(Your instructions)
Transcribe the records below exactly as they appear, omitting any pictures.

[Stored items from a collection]
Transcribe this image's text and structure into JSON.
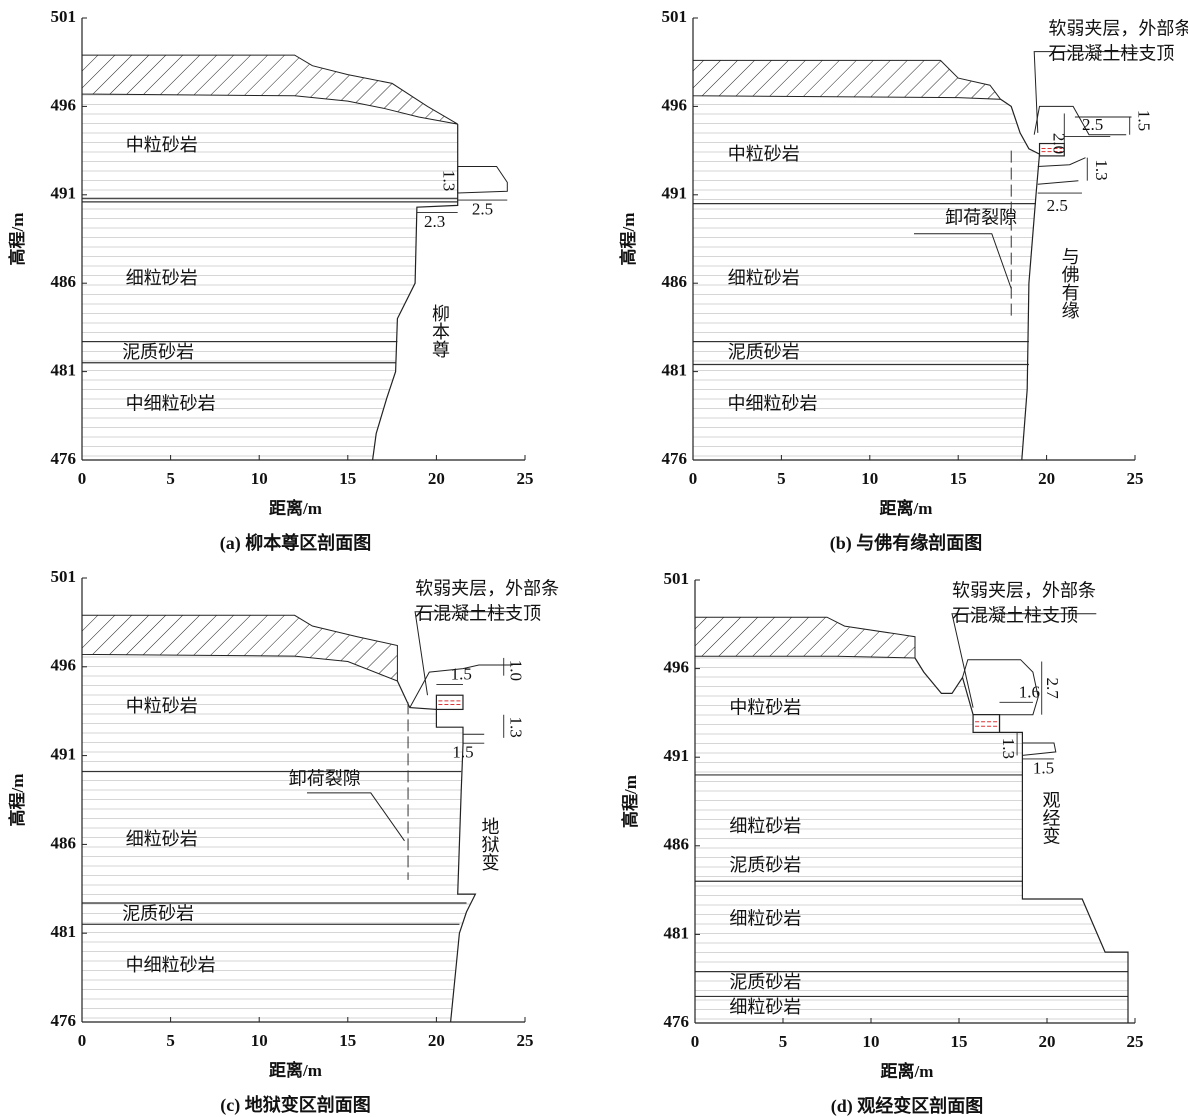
{
  "chart_data": [
    {
      "type": "section",
      "title": "(a) 柳本尊区剖面图",
      "xlabel": "距离/m",
      "ylabel": "高程/m",
      "xlim": [
        0,
        25
      ],
      "xticks": [
        0,
        5,
        10,
        15,
        20,
        25
      ],
      "ylim": [
        476,
        501
      ],
      "yticks": [
        476,
        481,
        486,
        491,
        496,
        501
      ],
      "layers": [
        "中粒砂岩",
        "细粒砂岩",
        "泥质砂岩",
        "中细粒砂岩"
      ],
      "notes": [
        "柳本尊"
      ],
      "dims": [
        "1.3",
        "2.5",
        "2.3"
      ]
    },
    {
      "type": "section",
      "title": "(b) 与佛有缘剖面图",
      "xlabel": "距离/m",
      "ylabel": "高程/m",
      "xlim": [
        0,
        25
      ],
      "xticks": [
        0,
        5,
        10,
        15,
        20,
        25
      ],
      "ylim": [
        476,
        501
      ],
      "yticks": [
        476,
        481,
        486,
        491,
        496,
        501
      ],
      "layers": [
        "中粒砂岩",
        "细粒砂岩",
        "泥质砂岩",
        "中细粒砂岩"
      ],
      "notes": [
        "软弱夹层，外部条",
        "石混凝土柱支顶",
        "卸荷裂隙",
        "与佛有缘"
      ],
      "dims": [
        "2.0",
        "2.5",
        "1.5",
        "1.3",
        "2.5"
      ]
    },
    {
      "type": "section",
      "title": "(c) 地狱变区剖面图",
      "xlabel": "距离/m",
      "ylabel": "高程/m",
      "xlim": [
        0,
        25
      ],
      "xticks": [
        0,
        5,
        10,
        15,
        20,
        25
      ],
      "ylim": [
        476,
        501
      ],
      "yticks": [
        476,
        481,
        486,
        491,
        496,
        501
      ],
      "layers": [
        "中粒砂岩",
        "细粒砂岩",
        "泥质砂岩",
        "中细粒砂岩"
      ],
      "notes": [
        "软弱夹层，外部条",
        "石混凝土柱支顶",
        "卸荷裂隙",
        "地狱变"
      ],
      "dims": [
        "1.5",
        "1.0",
        "1.3",
        "1.5"
      ]
    },
    {
      "type": "section",
      "title": "(d) 观经变区剖面图",
      "xlabel": "距离/m",
      "ylabel": "高程/m",
      "xlim": [
        0,
        25
      ],
      "xticks": [
        0,
        5,
        10,
        15,
        20,
        25
      ],
      "ylim": [
        476,
        501
      ],
      "yticks": [
        476,
        481,
        486,
        491,
        496,
        501
      ],
      "layers": [
        "中粒砂岩",
        "细粒砂岩",
        "泥质砂岩",
        "细粒砂岩",
        "泥质砂岩",
        "细粒砂岩"
      ],
      "notes": [
        "软弱夹层，外部条",
        "石混凝土柱支顶",
        "观经变"
      ],
      "dims": [
        "1.6",
        "2.7",
        "1.3",
        "1.5"
      ]
    }
  ]
}
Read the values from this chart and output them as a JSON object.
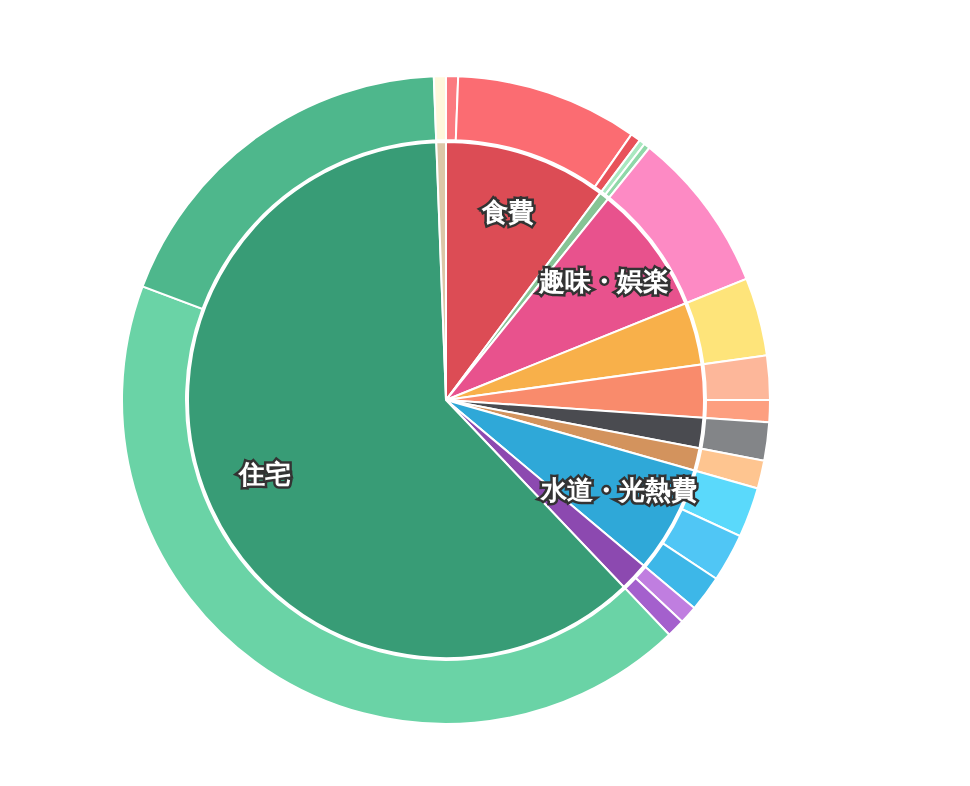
{
  "chart_data": [
    {
      "type": "pie",
      "categories": [
        "食費",
        null,
        "趣味・娯楽",
        null,
        null,
        null,
        null,
        "水道・光熱費",
        null,
        "住宅",
        null
      ],
      "values": [
        10.2,
        0.6,
        8.1,
        3.9,
        3.3,
        1.9,
        1.4,
        6.7,
        1.8,
        61.5,
        0.6
      ],
      "colors": [
        "#dc4c55",
        "#86c495",
        "#e8528d",
        "#f8b04a",
        "#f98b6c",
        "#4a4b50",
        "#d3935d",
        "#2fa8d8",
        "#8c49b0",
        "#389c76",
        "#dcc7a8"
      ]
    },
    {
      "type": "donut",
      "categories": [
        null,
        null,
        null,
        null,
        null,
        null,
        null,
        null,
        null,
        null,
        null,
        null,
        null,
        null,
        null,
        null,
        null,
        null,
        null
      ],
      "values": [
        0.6,
        9.1,
        0.5,
        0.3,
        0.3,
        8.1,
        3.9,
        2.2,
        1.1,
        1.9,
        1.4,
        2.5,
        2.4,
        1.8,
        0.9,
        0.9,
        42.8,
        18.7,
        0.6
      ],
      "colors": [
        "#fb7a80",
        "#fb6c72",
        "#e8525a",
        "#a9e8c0",
        "#8fd8a8",
        "#fd8ac4",
        "#fee47a",
        "#fdb79a",
        "#fd9f80",
        "#838588",
        "#fec590",
        "#5ad9fb",
        "#50c6f5",
        "#3db7e8",
        "#c07ee0",
        "#a460cd",
        "#6ad3a6",
        "#4eb78c",
        "#fff8dc"
      ]
    }
  ]
}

(Exercise output)
Transcribe this image's text and structure into JSON.
{
  "chart_data": [
    {
      "type": "section",
      "title": "(a) 柳本尊区剖面图",
      "xlabel": "距离/m",
      "ylabel": "高程/m",
      "xlim": [
        0,
        25
      ],
      "xticks": [
        0,
        5,
        10,
        15,
        20,
        25
      ],
      "ylim": [
        476,
        501
      ],
      "yticks": [
        476,
        481,
        486,
        491,
        496,
        501
      ],
      "layers": [
        "中粒砂岩",
        "细粒砂岩",
        "泥质砂岩",
        "中细粒砂岩"
      ],
      "notes": [
        "柳本尊"
      ],
      "dims": [
        "1.3",
        "2.5",
        "2.3"
      ]
    },
    {
      "type": "section",
      "title": "(b) 与佛有缘剖面图",
      "xlabel": "距离/m",
      "ylabel": "高程/m",
      "xlim": [
        0,
        25
      ],
      "xticks": [
        0,
        5,
        10,
        15,
        20,
        25
      ],
      "ylim": [
        476,
        501
      ],
      "yticks": [
        476,
        481,
        486,
        491,
        496,
        501
      ],
      "layers": [
        "中粒砂岩",
        "细粒砂岩",
        "泥质砂岩",
        "中细粒砂岩"
      ],
      "notes": [
        "软弱夹层，外部条",
        "石混凝土柱支顶",
        "卸荷裂隙",
        "与佛有缘"
      ],
      "dims": [
        "2.0",
        "2.5",
        "1.5",
        "1.3",
        "2.5"
      ]
    },
    {
      "type": "section",
      "title": "(c) 地狱变区剖面图",
      "xlabel": "距离/m",
      "ylabel": "高程/m",
      "xlim": [
        0,
        25
      ],
      "xticks": [
        0,
        5,
        10,
        15,
        20,
        25
      ],
      "ylim": [
        476,
        501
      ],
      "yticks": [
        476,
        481,
        486,
        491,
        496,
        501
      ],
      "layers": [
        "中粒砂岩",
        "细粒砂岩",
        "泥质砂岩",
        "中细粒砂岩"
      ],
      "notes": [
        "软弱夹层，外部条",
        "石混凝土柱支顶",
        "卸荷裂隙",
        "地狱变"
      ],
      "dims": [
        "1.5",
        "1.0",
        "1.3",
        "1.5"
      ]
    },
    {
      "type": "section",
      "title": "(d) 观经变区剖面图",
      "xlabel": "距离/m",
      "ylabel": "高程/m",
      "xlim": [
        0,
        25
      ],
      "xticks": [
        0,
        5,
        10,
        15,
        20,
        25
      ],
      "ylim": [
        476,
        501
      ],
      "yticks": [
        476,
        481,
        486,
        491,
        496,
        501
      ],
      "layers": [
        "中粒砂岩",
        "细粒砂岩",
        "泥质砂岩",
        "细粒砂岩",
        "泥质砂岩",
        "细粒砂岩"
      ],
      "notes": [
        "软弱夹层，外部条",
        "石混凝土柱支顶",
        "观经变"
      ],
      "dims": [
        "1.6",
        "2.7",
        "1.3",
        "1.5"
      ]
    }
  ]
}
Read the values from this chart and output them as a JSON object.
{
  "chart_data": [
    {
      "type": "pie",
      "categories": [
        "食費",
        null,
        "趣味・娯楽",
        null,
        null,
        null,
        null,
        "水道・光熱費",
        null,
        "住宅",
        null
      ],
      "values": [
        10.2,
        0.6,
        8.1,
        3.9,
        3.3,
        1.9,
        1.4,
        6.7,
        1.8,
        61.5,
        0.6
      ],
      "colors": [
        "#dc4c55",
        "#86c495",
        "#e8528d",
        "#f8b04a",
        "#f98b6c",
        "#4a4b50",
        "#d3935d",
        "#2fa8d8",
        "#8c49b0",
        "#389c76",
        "#dcc7a8"
      ]
    },
    {
      "type": "donut",
      "categories": [
        null,
        null,
        null,
        null,
        null,
        null,
        null,
        null,
        null,
        null,
        null,
        null,
        null,
        null,
        null,
        null,
        null,
        null,
        null
      ],
      "values": [
        0.6,
        9.1,
        0.5,
        0.3,
        0.3,
        8.1,
        3.9,
        2.2,
        1.1,
        1.9,
        1.4,
        2.5,
        2.4,
        1.8,
        0.9,
        0.9,
        42.8,
        18.7,
        0.6
      ],
      "colors": [
        "#fb7a80",
        "#fb6c72",
        "#e8525a",
        "#a9e8c0",
        "#8fd8a8",
        "#fd8ac4",
        "#fee47a",
        "#fdb79a",
        "#fd9f80",
        "#838588",
        "#fec590",
        "#5ad9fb",
        "#50c6f5",
        "#3db7e8",
        "#c07ee0",
        "#a460cd",
        "#6ad3a6",
        "#4eb78c",
        "#fff8dc"
      ]
    }
  ]
}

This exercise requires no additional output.